What this task involves
Please copy the entries below word for word, leaving out any image.

The data
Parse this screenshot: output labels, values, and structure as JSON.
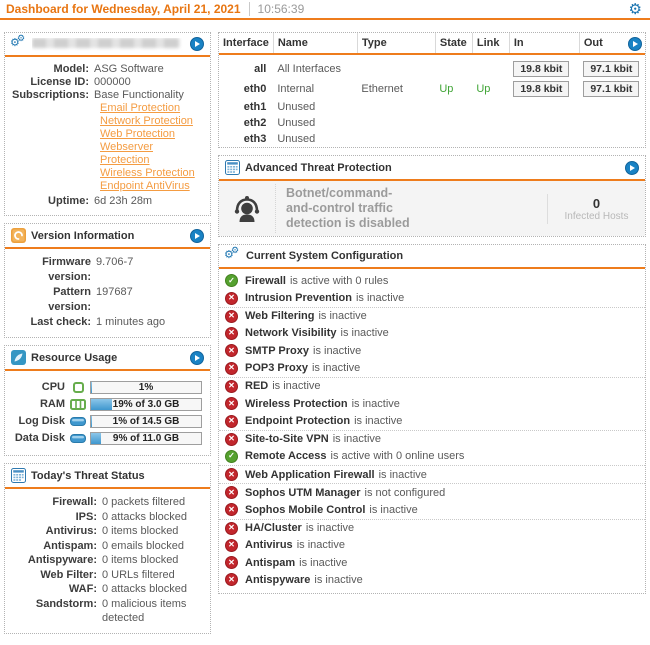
{
  "colors": {
    "accent": "#ee7c1c",
    "link": "#f49c42",
    "ok": "#55a12f",
    "fail": "#c2262c",
    "up_green": "#3fa435",
    "button_blue": "#1982c4"
  },
  "header": {
    "title": "Dashboard for Wednesday, April 21, 2021",
    "time": "10:56:39",
    "settings_icon": "gear-icon"
  },
  "system": {
    "title_redacted": true,
    "fields": [
      {
        "label": "Model:",
        "value": "ASG Software"
      },
      {
        "label": "License ID:",
        "value": "000000"
      },
      {
        "label": "Subscriptions:",
        "value": "Base Functionality"
      }
    ],
    "links": [
      "Email Protection",
      "Network Protection",
      "Web Protection",
      "Webserver Protection",
      "Wireless Protection",
      "Endpoint AntiVirus"
    ],
    "uptime": {
      "label": "Uptime:",
      "value": "6d 23h 28m"
    }
  },
  "version": {
    "title": "Version Information",
    "fields": [
      {
        "label": "Firmware version:",
        "value": "9.706-7"
      },
      {
        "label": "Pattern version:",
        "value": "197687"
      },
      {
        "label": "Last check:",
        "value": "1 minutes ago"
      }
    ]
  },
  "resources": {
    "title": "Resource Usage",
    "rows": [
      {
        "label": "CPU",
        "icon": "cpu-icon",
        "pct": 1,
        "text": "1%"
      },
      {
        "label": "RAM",
        "icon": "ram-icon",
        "pct": 19,
        "text": "19% of 3.0 GB"
      },
      {
        "label": "Log Disk",
        "icon": "disk-icon",
        "pct": 1,
        "text": "1% of 14.5 GB"
      },
      {
        "label": "Data Disk",
        "icon": "disk-icon",
        "pct": 9,
        "text": "9% of 11.0 GB"
      }
    ]
  },
  "threat": {
    "title": "Today's Threat Status",
    "rows": [
      {
        "label": "Firewall:",
        "value": "0 packets filtered"
      },
      {
        "label": "IPS:",
        "value": "0 attacks blocked"
      },
      {
        "label": "Antivirus:",
        "value": "0 items blocked"
      },
      {
        "label": "Antispam:",
        "value": "0 emails blocked"
      },
      {
        "label": "Antispyware:",
        "value": "0 items blocked"
      },
      {
        "label": "Web Filter:",
        "value": "0 URLs filtered"
      },
      {
        "label": "WAF:",
        "value": "0 attacks blocked"
      },
      {
        "label": "Sandstorm:",
        "value": "0 malicious items detected"
      }
    ]
  },
  "interfaces": {
    "headers": [
      "Interface",
      "Name",
      "Type",
      "State",
      "Link",
      "In",
      "Out"
    ],
    "rows": [
      {
        "interface": "all",
        "name": "All Interfaces",
        "type": "",
        "state": "",
        "link": "",
        "in": "19.8 kbit",
        "out": "97.1 kbit"
      },
      {
        "interface": "eth0",
        "name": "Internal",
        "type": "Ethernet",
        "state": "Up",
        "link": "Up",
        "in": "19.8 kbit",
        "out": "97.1 kbit"
      },
      {
        "interface": "eth1",
        "name": "Unused",
        "type": "",
        "state": "",
        "link": "",
        "in": "",
        "out": ""
      },
      {
        "interface": "eth2",
        "name": "Unused",
        "type": "",
        "state": "",
        "link": "",
        "in": "",
        "out": ""
      },
      {
        "interface": "eth3",
        "name": "Unused",
        "type": "",
        "state": "",
        "link": "",
        "in": "",
        "out": ""
      }
    ]
  },
  "atp": {
    "title": "Advanced Threat Protection",
    "message": "Botnet/command-and-control traffic detection is disabled",
    "count": "0",
    "count_label": "Infected Hosts"
  },
  "config": {
    "title": "Current System Configuration",
    "items": [
      {
        "name": "Firewall",
        "rest": "is active with 0 rules",
        "status": "ok"
      },
      {
        "name": "Intrusion Prevention",
        "rest": "is inactive",
        "status": "fail"
      },
      {
        "name": "Web Filtering",
        "rest": "is inactive",
        "status": "fail"
      },
      {
        "name": "Network Visibility",
        "rest": "is inactive",
        "status": "fail"
      },
      {
        "name": "SMTP Proxy",
        "rest": "is inactive",
        "status": "fail"
      },
      {
        "name": "POP3 Proxy",
        "rest": "is inactive",
        "status": "fail"
      },
      {
        "name": "RED",
        "rest": "is inactive",
        "status": "fail"
      },
      {
        "name": "Wireless Protection",
        "rest": "is inactive",
        "status": "fail"
      },
      {
        "name": "Endpoint Protection",
        "rest": "is inactive",
        "status": "fail"
      },
      {
        "name": "Site-to-Site VPN",
        "rest": "is inactive",
        "status": "fail"
      },
      {
        "name": "Remote Access",
        "rest": "is active with 0 online users",
        "status": "ok"
      },
      {
        "name": "Web Application Firewall",
        "rest": "is inactive",
        "status": "fail"
      },
      {
        "name": "Sophos UTM Manager",
        "rest": "is not configured",
        "status": "fail"
      },
      {
        "name": "Sophos Mobile Control",
        "rest": "is inactive",
        "status": "fail"
      },
      {
        "name": "HA/Cluster",
        "rest": "is inactive",
        "status": "fail"
      },
      {
        "name": "Antivirus",
        "rest": "is inactive",
        "status": "fail"
      },
      {
        "name": "Antispam",
        "rest": "is inactive",
        "status": "fail"
      },
      {
        "name": "Antispyware",
        "rest": "is inactive",
        "status": "fail"
      }
    ]
  }
}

Exercise output
Parse this screenshot: output labels, values, and structure as JSON.
{
  "colors": {
    "accent": "#ee7c1c",
    "link": "#f49c42",
    "ok": "#55a12f",
    "fail": "#c2262c",
    "up_green": "#3fa435",
    "button_blue": "#1982c4"
  },
  "header": {
    "title": "Dashboard for Wednesday, April 21, 2021",
    "time": "10:56:39",
    "settings_icon": "gear-icon"
  },
  "system": {
    "title_redacted": true,
    "fields": [
      {
        "label": "Model:",
        "value": "ASG Software"
      },
      {
        "label": "License ID:",
        "value": "000000"
      },
      {
        "label": "Subscriptions:",
        "value": "Base Functionality"
      }
    ],
    "links": [
      "Email Protection",
      "Network Protection",
      "Web Protection",
      "Webserver Protection",
      "Wireless Protection",
      "Endpoint AntiVirus"
    ],
    "uptime": {
      "label": "Uptime:",
      "value": "6d 23h 28m"
    }
  },
  "version": {
    "title": "Version Information",
    "fields": [
      {
        "label": "Firmware version:",
        "value": "9.706-7"
      },
      {
        "label": "Pattern version:",
        "value": "197687"
      },
      {
        "label": "Last check:",
        "value": "1 minutes ago"
      }
    ]
  },
  "resources": {
    "title": "Resource Usage",
    "rows": [
      {
        "label": "CPU",
        "icon": "cpu-icon",
        "pct": 1,
        "text": "1%"
      },
      {
        "label": "RAM",
        "icon": "ram-icon",
        "pct": 19,
        "text": "19% of 3.0 GB"
      },
      {
        "label": "Log Disk",
        "icon": "disk-icon",
        "pct": 1,
        "text": "1% of 14.5 GB"
      },
      {
        "label": "Data Disk",
        "icon": "disk-icon",
        "pct": 9,
        "text": "9% of 11.0 GB"
      }
    ]
  },
  "threat": {
    "title": "Today's Threat Status",
    "rows": [
      {
        "label": "Firewall:",
        "value": "0 packets filtered"
      },
      {
        "label": "IPS:",
        "value": "0 attacks blocked"
      },
      {
        "label": "Antivirus:",
        "value": "0 items blocked"
      },
      {
        "label": "Antispam:",
        "value": "0 emails blocked"
      },
      {
        "label": "Antispyware:",
        "value": "0 items blocked"
      },
      {
        "label": "Web Filter:",
        "value": "0 URLs filtered"
      },
      {
        "label": "WAF:",
        "value": "0 attacks blocked"
      },
      {
        "label": "Sandstorm:",
        "value": "0 malicious items detected"
      }
    ]
  },
  "interfaces": {
    "headers": [
      "Interface",
      "Name",
      "Type",
      "State",
      "Link",
      "In",
      "Out"
    ],
    "rows": [
      {
        "interface": "all",
        "name": "All Interfaces",
        "type": "",
        "state": "",
        "link": "",
        "in": "19.8 kbit",
        "out": "97.1 kbit"
      },
      {
        "interface": "eth0",
        "name": "Internal",
        "type": "Ethernet",
        "state": "Up",
        "link": "Up",
        "in": "19.8 kbit",
        "out": "97.1 kbit"
      },
      {
        "interface": "eth1",
        "name": "Unused",
        "type": "",
        "state": "",
        "link": "",
        "in": "",
        "out": ""
      },
      {
        "interface": "eth2",
        "name": "Unused",
        "type": "",
        "state": "",
        "link": "",
        "in": "",
        "out": ""
      },
      {
        "interface": "eth3",
        "name": "Unused",
        "type": "",
        "state": "",
        "link": "",
        "in": "",
        "out": ""
      }
    ]
  },
  "atp": {
    "title": "Advanced Threat Protection",
    "message": "Botnet/command-and-control traffic detection is disabled",
    "count": "0",
    "count_label": "Infected Hosts"
  },
  "config": {
    "title": "Current System Configuration",
    "items": [
      {
        "name": "Firewall",
        "rest": "is active with 0 rules",
        "status": "ok"
      },
      {
        "name": "Intrusion Prevention",
        "rest": "is inactive",
        "status": "fail"
      },
      {
        "name": "Web Filtering",
        "rest": "is inactive",
        "status": "fail"
      },
      {
        "name": "Network Visibility",
        "rest": "is inactive",
        "status": "fail"
      },
      {
        "name": "SMTP Proxy",
        "rest": "is inactive",
        "status": "fail"
      },
      {
        "name": "POP3 Proxy",
        "rest": "is inactive",
        "status": "fail"
      },
      {
        "name": "RED",
        "rest": "is inactive",
        "status": "fail"
      },
      {
        "name": "Wireless Protection",
        "rest": "is inactive",
        "status": "fail"
      },
      {
        "name": "Endpoint Protection",
        "rest": "is inactive",
        "status": "fail"
      },
      {
        "name": "Site-to-Site VPN",
        "rest": "is inactive",
        "status": "fail"
      },
      {
        "name": "Remote Access",
        "rest": "is active with 0 online users",
        "status": "ok"
      },
      {
        "name": "Web Application Firewall",
        "rest": "is inactive",
        "status": "fail"
      },
      {
        "name": "Sophos UTM Manager",
        "rest": "is not configured",
        "status": "fail"
      },
      {
        "name": "Sophos Mobile Control",
        "rest": "is inactive",
        "status": "fail"
      },
      {
        "name": "HA/Cluster",
        "rest": "is inactive",
        "status": "fail"
      },
      {
        "name": "Antivirus",
        "rest": "is inactive",
        "status": "fail"
      },
      {
        "name": "Antispam",
        "rest": "is inactive",
        "status": "fail"
      },
      {
        "name": "Antispyware",
        "rest": "is inactive",
        "status": "fail"
      }
    ]
  }
}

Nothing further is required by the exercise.